--- Begin ---

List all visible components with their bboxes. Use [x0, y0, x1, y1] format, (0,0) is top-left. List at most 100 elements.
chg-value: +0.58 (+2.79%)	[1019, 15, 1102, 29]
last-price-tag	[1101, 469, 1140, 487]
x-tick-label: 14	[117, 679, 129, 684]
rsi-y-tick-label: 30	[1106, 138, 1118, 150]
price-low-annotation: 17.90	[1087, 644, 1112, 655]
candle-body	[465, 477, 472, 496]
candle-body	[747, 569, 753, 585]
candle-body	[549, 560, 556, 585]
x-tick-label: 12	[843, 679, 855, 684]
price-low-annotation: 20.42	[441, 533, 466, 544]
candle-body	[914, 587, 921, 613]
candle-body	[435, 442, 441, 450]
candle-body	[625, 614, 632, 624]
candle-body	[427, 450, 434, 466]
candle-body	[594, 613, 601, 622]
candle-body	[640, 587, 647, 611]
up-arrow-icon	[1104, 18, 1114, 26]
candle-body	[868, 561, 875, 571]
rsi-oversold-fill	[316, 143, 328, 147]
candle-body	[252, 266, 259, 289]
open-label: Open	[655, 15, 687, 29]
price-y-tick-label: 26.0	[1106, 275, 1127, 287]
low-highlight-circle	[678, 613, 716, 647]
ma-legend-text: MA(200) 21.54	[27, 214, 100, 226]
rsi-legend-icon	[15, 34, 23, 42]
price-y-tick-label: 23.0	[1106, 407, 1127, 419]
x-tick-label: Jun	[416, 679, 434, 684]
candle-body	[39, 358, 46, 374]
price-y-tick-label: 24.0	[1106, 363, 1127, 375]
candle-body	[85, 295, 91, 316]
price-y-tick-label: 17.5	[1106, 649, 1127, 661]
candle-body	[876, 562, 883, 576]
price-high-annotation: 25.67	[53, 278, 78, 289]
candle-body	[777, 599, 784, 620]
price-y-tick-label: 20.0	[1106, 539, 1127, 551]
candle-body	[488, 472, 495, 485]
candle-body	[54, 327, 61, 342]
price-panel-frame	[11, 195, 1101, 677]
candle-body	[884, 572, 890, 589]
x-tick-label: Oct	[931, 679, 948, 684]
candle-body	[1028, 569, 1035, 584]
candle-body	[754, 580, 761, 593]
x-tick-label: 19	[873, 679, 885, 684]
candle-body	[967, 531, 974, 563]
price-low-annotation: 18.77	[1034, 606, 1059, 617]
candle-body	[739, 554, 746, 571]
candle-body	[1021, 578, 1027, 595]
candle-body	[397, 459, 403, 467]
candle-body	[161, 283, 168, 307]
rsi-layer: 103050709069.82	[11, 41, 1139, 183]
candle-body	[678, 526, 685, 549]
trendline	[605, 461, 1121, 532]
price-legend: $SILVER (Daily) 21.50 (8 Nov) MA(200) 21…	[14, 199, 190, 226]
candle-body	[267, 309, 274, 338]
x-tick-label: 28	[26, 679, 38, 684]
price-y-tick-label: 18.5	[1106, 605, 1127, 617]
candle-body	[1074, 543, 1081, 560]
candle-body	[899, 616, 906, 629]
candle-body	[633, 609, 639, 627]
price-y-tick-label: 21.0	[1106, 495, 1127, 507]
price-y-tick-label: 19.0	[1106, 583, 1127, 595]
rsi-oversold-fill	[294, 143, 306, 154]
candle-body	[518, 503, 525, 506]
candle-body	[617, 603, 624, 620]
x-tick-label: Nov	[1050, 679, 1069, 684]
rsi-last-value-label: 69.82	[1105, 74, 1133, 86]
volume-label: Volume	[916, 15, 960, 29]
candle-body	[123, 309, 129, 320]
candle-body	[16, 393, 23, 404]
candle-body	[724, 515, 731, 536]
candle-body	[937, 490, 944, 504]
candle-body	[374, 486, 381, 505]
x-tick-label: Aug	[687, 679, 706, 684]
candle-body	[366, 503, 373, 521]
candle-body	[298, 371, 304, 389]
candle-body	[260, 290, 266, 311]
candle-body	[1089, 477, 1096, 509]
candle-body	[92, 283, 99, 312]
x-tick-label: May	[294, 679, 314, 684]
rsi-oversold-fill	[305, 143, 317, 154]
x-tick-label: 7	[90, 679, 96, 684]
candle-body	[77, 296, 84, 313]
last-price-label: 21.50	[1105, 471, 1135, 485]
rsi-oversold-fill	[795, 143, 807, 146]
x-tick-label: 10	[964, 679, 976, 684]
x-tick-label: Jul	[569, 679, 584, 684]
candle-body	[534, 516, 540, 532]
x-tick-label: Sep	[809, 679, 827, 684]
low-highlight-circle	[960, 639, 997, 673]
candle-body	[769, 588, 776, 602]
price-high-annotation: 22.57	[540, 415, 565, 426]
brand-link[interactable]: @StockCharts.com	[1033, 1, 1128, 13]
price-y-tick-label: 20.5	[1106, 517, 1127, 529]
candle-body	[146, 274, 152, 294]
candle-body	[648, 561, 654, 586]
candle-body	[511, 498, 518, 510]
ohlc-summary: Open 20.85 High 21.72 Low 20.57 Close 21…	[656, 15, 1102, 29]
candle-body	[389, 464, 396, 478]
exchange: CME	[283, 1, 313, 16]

--- End ---

> [PROBLEM]:
Report only the number of lines in the listing that contain the string "annotation".

> [WRITTEN REPLY]:
5